*THE EXERCISE*
In the article below about Jerry Brown's election as state Democratic chairman, by what margin was Brown leading his rival Steve Westly when he learned he had secured victory?

=== PASSAGE ===

Jerry Brown Elected to Lead State Democrats
Mobbed by fans, cameras, reporters, excitement and controversy--just like the old days--a beaming Edmund G. (Jerry) Brown Jr. Saturday night was elected chairman of the California Democratic Party, seizing his first important rung on the political comeback ladder.
“Some would say this is a vindication. I call it a heroic challenge,” the former governor said after learning he had more than the 1,166 votes need to assure his victory and was leading his rival, party activist Steve Westly, by a 2-1 margin.
“Pure joy.” That’s how long-time associate Richard Maullin described Brown’s mood on the occasion of his return to the spotlight of California politics. “I’ve seen this guy in many moods,” said Maullin. “He is absolutely happy. It is pure joy. For it to come to this, for people to say--yes, they want him again. It’s exhilarating. And it’s written all over his face.”
Brown brings to the unpaid office hopes of rebuilding the Democratic Party and expanding its fund-raising base into a new, energized army of small contributors. He says his aim is to counter the rightward drift of politics caused by the participation of fewer and fewer people.
“It is the major job of a political party to move the millions and millions of non-voters. That’s what we’re here for and that’s what I intend to do,” Brown said.
Although some have wondered about Brown’s ability to manage the nuts and bolts of a political party, the fact is that he is inheriting an inward looking organization of minimal influence and unfocused leadership, and thousands of grass-roots volunteers eager to be put to meaningful work.
The announcement of Brown’s election was delayed until late into Saturday night as party purists filled the daily schedule with speeches and challenges to delegate seatings.
This resulted in an unusual challenge to the ballot cast by Assembly Speaker Willie Brown (D-San Francisco), one of the most powerful Democrats in California. He arrived late to cast his ballot for Brown.
“I went down there to vote and I couldn’t believe it,” said Speaker Brown. “Some guy from the Steve Westly campaign challenged my right to vote. I shoved him aside, I said, ‘What do you think this is, Mississippi?’ ”
Jerry Brown told delegates all through this three-day convention that the party he envisioned would have new spirit and would not run from its traditions. He expressed it with the wry humor for which he is known.
“My advice to Democrats is that they are going to be labeled taxers and spenders, so you better spend wisely and make friends!” he said.
Up against all the Jerry Brown hoopla, the Democratic contenders for governor found it difficult going as they faced the convention.
Atty. Gen. John K. Van de Kamp, state Controller Gray Davis and Lt. Gov. Leo T. McCarthy delivered speeches and tried to catch the interest of the 2,802 delegates and hundreds of observers. None of the contenders could claim much of a victory.
Van de Kamp, whose campaign is farthest along among the gubernatorial possibles, organized supporters to conduct a floor demonstration. “Today we begin the process of electing a new Democratic governor of this state,” he declared.
If so, it was an inauspicious beginning. Probably less than half of the delegates bothered listening to his speech, their imagination instead captured by the former governor.
Van de Kamp’s campaign theme proved to be a common one for the Democrats who are looking ahead to the 1990 elections--a verbal drubbing of outgoing Republican Gov. George Deukmejian.
Van de Kamp’s Message
“We cannot afford another administration in Sacramento that hears no one but the special interests, sees nothing but the self-interest of the powerful and offers nothing but complacency and neglect.”

=== DATA SECTION ===

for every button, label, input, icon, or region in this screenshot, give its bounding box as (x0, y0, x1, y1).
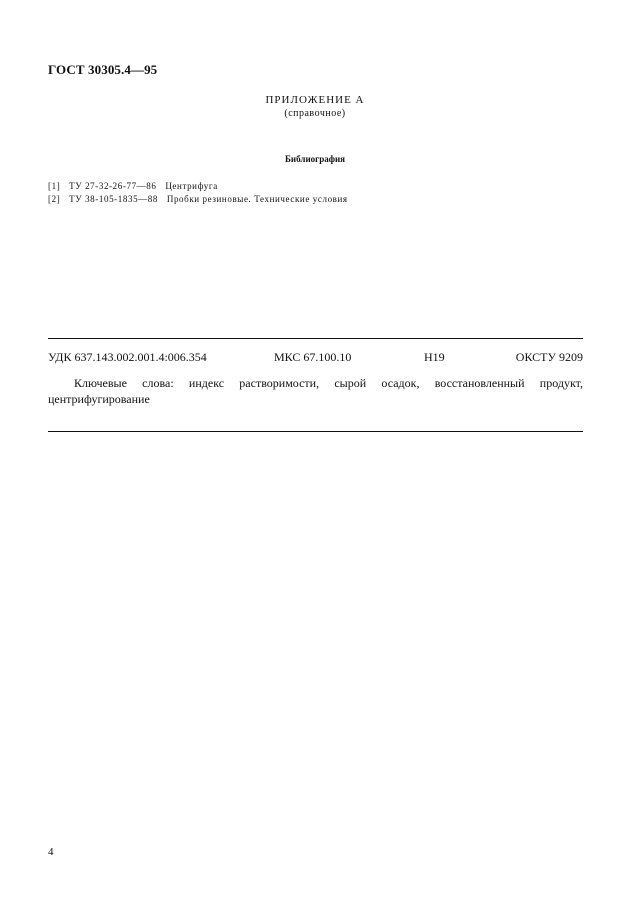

===

*WORKED SOLUTION*
By a 2-1 margin.